A case often encountered in practice is that the values of one or more
components of~$x$ are uncertain, typically because of practical
difficulties of measurement (cloud albedo is a commonly-cited
example).  It is therefore appropriate to consider~$X$, the true input
configuration, to be a random variable with distribution~$G(x)$.  Thus
the output~$Y=\eta(X)$ is also a random variable and it is the
distribution of~$Y$---the `uncertainty distribution'---that is of
interest.

In the case of \goldstein, direct Monte-Carlo simulation of~$Y$ is so
computationally intensive as to become impractical: a single run
typically takes~24 hours, and the parameter space is~27 dimensional.

Package \pkg{emulator} allows one to {\em emulate} the code: the
unknown function~$\eta(\cdot)$ is assumed to be a Gaussian process,
and previous code runs constitute observations.  I will show in this
paper that emulation can be orders of magnitude faster than running
the code itself; and, at least in the examples considered here, the
emulator provides an estimate that is reasonably close to the value
that code itself would produce.

In this paper, the object of inference is the random function that is
evaluated by the computer code.  Although one may question whether
this object is actually of interest given that the model is unlikely
to predict reality correctly, \cite{kennedy2001a} point out that even a
good model may be rendered ineffective by uncertainty in the input;
and that quantification of the uncertainty distribution is the first
step towards reducing uncertainty in the preditions.

\subsection{Bayesian calibration of computer models}

Notwithstanding that computer models are interesting and important
entities in their own right, the ultimate object of inference is
reality, not the model.  Package \pkg{calibrator} implements a
statistically rigorous method of incorporating observational data into
uncertainty analyses, that of \cite{kennedy2001a}
and~\cite{kennedy2001b} (hereafter KOH2001 and KOH2001S respectively).

When preparing a computer model for making predictions, workers often
{\em calibrate} the model by using observational data.  In rough
terms, the idea is to alter the model's parameters to make it fit the
data.

A statistically unsound~\citep{currin1991} methodology would be to
minimize, over the allowable parameter space, some badness-of-fit
measure over the physical domain of applicability of the code.

EXERCISE 1> In the text on emulating computer code, how long does a single run of the code typically take?
EXERCISE 2> Continue the text on calibrating computer models, starting after its last sentence.
The lines below come from a separate source.

GIVEN DATA>
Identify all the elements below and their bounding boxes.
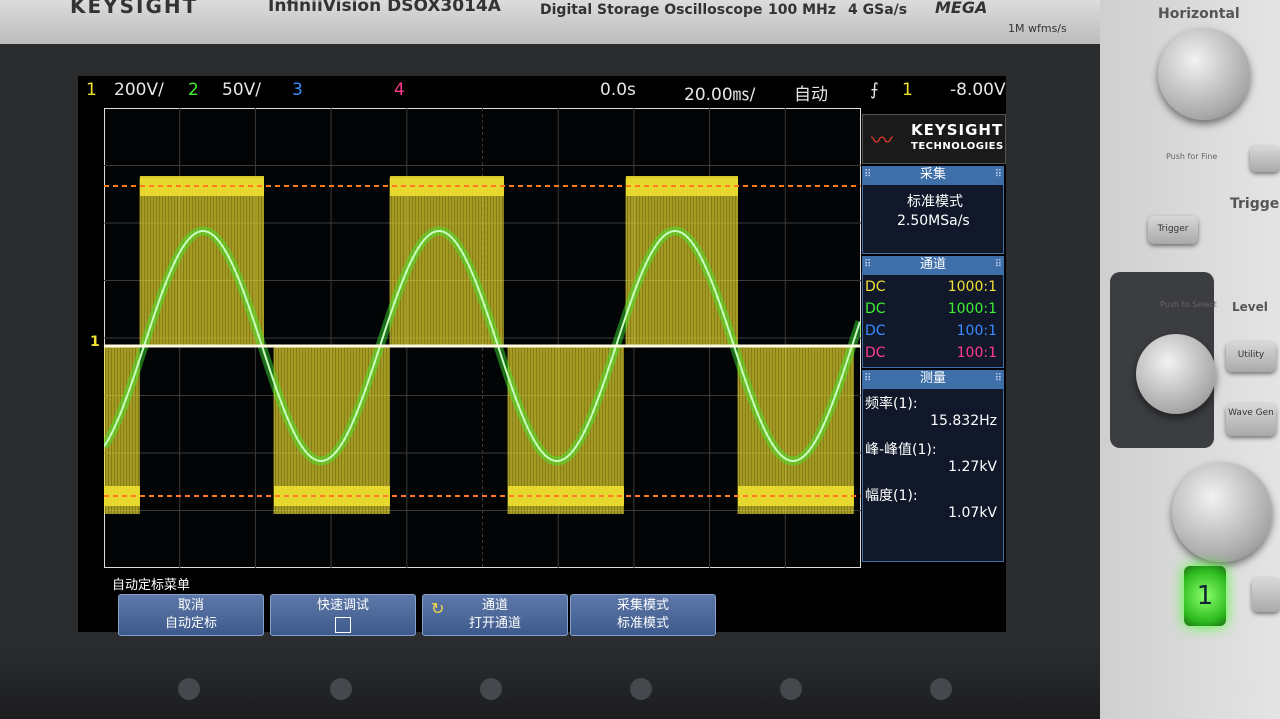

TASK RESPONSE 1> A single run typically takes 24 hours.

TASK RESPONSE 2>
To fix ideas, consider \goldstein\ predicting sea surface temperature
(SST) as a function of position~$x$ (here styled ``latitude'' and
``longitude'').  The na\"{i}ve approach discussed above would be to
minimize, over all parameter values~$\bth$ in a set of allowable
parameters~${\mathcal P}$, the squared discrepancies between
observations~$z(x)$ and model predictions~$\eta(x,\bth)$ summed over
observational space~${\mathcal X}$:
\[
\min_{\bth\in{\mathcal P}}\left[
   \sum_{x\in{\mathcal X}}\left(
       z(x) - \eta(x,\bth)
   \right)^2
\right]
\]

From a computational perspective, minimizing the object function above
necessitates minimization over a large dimensional parameter space;
optimization techniques over such spaces are notorious in requiring
large numbers of function evaluations, which is not be feasible in the
current context.  Also note that the method requires code evaluations
at the same points (``$x$'') as the observations~$z(\cdot)$, which may
not be available.

Other problems with this approach include the implicit assumption that
observation errors (and model evaluations) are independent of one
another.  This assumption is likely to be misleading for closely
separated observation points and for pairs of code evaluations that
use parameter sets that differ by only a small amount.

Bayesian methods are particularly suitable for cases in which the
above problems are present, such as the climate model predictions
considered here.  KOH2001 present a methodology by which physical
observations of the system are used to learn about the unknown
parameters of a computer model using the Bayesian paradigm.


 \subsection{The Gaussian process}\label{gauss.proc.sec} 

The notion of Gaussian process underlies both \pkg{emulator} and
\pkg{calibrator} packages.  Consider a function~$f:{\mathcal
  X}\longrightarrow\mathds{R}$ with~${\mathcal
  X}\subseteq\mathds{R}^p$.  If~$f(\cdot)$ is regarded as an unknown
function, in the Bayesian framework it becomes a random function.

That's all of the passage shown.